[Data excerpts]
··········

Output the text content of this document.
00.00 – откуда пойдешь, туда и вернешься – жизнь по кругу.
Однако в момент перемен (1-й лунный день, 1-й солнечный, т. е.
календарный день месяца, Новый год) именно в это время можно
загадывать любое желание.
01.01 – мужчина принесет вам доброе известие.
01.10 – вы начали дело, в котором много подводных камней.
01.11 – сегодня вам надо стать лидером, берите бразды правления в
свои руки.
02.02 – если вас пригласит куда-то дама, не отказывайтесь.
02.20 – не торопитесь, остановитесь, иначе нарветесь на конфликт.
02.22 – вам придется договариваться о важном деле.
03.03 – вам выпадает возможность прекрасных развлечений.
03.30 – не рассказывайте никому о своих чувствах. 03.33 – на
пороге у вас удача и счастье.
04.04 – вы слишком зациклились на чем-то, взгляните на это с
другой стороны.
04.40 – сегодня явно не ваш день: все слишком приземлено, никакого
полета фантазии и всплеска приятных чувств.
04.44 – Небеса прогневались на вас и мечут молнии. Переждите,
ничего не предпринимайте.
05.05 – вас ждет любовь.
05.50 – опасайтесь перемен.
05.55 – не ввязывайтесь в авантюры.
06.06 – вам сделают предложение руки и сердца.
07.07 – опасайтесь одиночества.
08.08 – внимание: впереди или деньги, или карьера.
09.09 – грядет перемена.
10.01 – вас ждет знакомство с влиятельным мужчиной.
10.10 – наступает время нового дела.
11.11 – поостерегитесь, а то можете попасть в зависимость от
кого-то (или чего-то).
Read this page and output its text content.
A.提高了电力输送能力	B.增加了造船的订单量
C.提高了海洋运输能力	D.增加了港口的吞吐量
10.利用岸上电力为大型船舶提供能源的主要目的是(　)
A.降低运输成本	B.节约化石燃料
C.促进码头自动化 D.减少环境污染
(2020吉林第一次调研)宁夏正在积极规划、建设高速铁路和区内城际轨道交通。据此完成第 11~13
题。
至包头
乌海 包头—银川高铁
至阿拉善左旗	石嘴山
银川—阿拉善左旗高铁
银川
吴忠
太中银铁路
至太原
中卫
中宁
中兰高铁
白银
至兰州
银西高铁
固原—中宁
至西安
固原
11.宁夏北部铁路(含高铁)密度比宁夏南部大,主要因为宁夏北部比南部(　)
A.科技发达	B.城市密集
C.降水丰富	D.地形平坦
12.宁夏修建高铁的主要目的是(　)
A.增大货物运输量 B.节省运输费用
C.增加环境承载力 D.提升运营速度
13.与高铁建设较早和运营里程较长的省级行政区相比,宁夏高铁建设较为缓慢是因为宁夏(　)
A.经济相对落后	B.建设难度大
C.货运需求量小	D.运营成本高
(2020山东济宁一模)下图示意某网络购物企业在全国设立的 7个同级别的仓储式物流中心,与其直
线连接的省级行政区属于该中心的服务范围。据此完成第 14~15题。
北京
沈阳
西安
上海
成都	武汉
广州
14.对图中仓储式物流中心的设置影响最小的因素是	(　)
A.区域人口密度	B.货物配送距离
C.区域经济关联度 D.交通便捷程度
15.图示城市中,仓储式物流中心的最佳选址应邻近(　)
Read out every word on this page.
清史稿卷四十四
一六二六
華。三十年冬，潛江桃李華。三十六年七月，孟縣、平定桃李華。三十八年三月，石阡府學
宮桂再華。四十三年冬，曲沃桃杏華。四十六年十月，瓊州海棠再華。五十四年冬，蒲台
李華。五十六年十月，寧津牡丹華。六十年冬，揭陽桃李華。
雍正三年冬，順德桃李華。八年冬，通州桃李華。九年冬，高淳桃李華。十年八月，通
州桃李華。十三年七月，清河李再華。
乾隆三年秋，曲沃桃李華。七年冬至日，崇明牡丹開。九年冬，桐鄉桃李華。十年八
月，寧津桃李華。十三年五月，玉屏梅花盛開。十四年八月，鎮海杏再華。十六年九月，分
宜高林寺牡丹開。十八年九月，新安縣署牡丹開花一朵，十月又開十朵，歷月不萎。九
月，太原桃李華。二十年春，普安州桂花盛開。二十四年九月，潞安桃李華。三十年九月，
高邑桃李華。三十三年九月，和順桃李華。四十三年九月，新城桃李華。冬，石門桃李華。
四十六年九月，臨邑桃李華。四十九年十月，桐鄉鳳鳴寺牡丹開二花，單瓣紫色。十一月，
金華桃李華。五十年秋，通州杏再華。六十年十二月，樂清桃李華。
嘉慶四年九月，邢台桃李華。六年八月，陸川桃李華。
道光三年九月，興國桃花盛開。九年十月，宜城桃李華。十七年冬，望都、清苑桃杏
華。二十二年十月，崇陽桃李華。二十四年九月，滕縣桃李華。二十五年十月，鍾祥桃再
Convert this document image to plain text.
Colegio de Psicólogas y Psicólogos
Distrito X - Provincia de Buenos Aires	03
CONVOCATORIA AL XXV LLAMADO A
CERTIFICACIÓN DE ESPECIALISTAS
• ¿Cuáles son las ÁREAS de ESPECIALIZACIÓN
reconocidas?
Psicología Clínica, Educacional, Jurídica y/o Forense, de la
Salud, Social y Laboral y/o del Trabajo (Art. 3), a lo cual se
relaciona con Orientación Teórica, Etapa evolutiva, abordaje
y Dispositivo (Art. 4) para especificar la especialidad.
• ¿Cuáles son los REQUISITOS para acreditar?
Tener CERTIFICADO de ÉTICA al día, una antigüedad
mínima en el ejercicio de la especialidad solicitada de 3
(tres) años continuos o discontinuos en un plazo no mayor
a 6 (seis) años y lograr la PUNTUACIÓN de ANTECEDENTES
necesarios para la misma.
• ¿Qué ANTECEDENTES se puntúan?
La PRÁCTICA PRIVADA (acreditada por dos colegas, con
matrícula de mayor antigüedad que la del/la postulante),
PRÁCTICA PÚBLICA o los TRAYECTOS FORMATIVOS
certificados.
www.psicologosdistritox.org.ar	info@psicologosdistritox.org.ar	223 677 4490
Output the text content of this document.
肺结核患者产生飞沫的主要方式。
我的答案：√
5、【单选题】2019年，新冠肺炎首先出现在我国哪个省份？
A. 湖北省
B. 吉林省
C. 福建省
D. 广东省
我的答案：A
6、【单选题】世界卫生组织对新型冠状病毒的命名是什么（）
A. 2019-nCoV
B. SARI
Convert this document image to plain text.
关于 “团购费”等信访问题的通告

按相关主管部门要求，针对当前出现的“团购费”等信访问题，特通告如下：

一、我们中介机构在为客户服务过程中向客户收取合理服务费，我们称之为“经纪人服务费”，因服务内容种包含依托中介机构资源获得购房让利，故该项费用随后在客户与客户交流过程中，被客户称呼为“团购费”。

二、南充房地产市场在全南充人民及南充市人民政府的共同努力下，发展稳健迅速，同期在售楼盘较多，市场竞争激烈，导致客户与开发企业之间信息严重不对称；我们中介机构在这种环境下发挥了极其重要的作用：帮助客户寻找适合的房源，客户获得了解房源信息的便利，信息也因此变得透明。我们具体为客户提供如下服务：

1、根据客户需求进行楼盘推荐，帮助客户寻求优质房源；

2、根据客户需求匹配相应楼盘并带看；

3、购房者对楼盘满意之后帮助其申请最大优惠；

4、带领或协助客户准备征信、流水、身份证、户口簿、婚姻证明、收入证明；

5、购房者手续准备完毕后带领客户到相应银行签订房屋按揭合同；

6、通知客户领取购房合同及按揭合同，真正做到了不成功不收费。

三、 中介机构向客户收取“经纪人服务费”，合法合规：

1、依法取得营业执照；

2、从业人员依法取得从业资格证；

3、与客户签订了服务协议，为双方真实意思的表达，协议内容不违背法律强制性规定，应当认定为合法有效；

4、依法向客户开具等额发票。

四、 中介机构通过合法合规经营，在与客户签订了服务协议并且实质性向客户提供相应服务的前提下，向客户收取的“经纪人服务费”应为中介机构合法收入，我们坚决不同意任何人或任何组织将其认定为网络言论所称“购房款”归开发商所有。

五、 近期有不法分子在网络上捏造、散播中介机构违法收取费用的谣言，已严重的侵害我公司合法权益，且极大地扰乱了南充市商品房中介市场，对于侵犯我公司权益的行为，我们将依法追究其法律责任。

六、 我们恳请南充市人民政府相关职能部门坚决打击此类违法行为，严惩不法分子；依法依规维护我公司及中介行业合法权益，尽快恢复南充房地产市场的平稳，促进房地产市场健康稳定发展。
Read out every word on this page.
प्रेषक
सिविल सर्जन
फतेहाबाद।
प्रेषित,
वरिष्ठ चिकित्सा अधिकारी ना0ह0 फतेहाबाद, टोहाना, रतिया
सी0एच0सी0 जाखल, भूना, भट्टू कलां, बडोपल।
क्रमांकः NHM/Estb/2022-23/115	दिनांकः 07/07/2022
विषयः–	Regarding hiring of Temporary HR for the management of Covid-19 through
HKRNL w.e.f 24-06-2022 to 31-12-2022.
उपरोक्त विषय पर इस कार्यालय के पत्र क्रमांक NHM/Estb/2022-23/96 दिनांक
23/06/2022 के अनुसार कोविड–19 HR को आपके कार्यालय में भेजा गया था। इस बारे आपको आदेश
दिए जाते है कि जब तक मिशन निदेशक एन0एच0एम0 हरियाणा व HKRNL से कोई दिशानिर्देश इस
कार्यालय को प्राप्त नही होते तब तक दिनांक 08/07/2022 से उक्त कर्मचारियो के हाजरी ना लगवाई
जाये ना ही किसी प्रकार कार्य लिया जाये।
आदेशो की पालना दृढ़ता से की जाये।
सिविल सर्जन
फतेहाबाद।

··········

**Stated task:** Of the lines in the material above, state how many contain the string "para"; give no other text.

**Solution for this task:** 3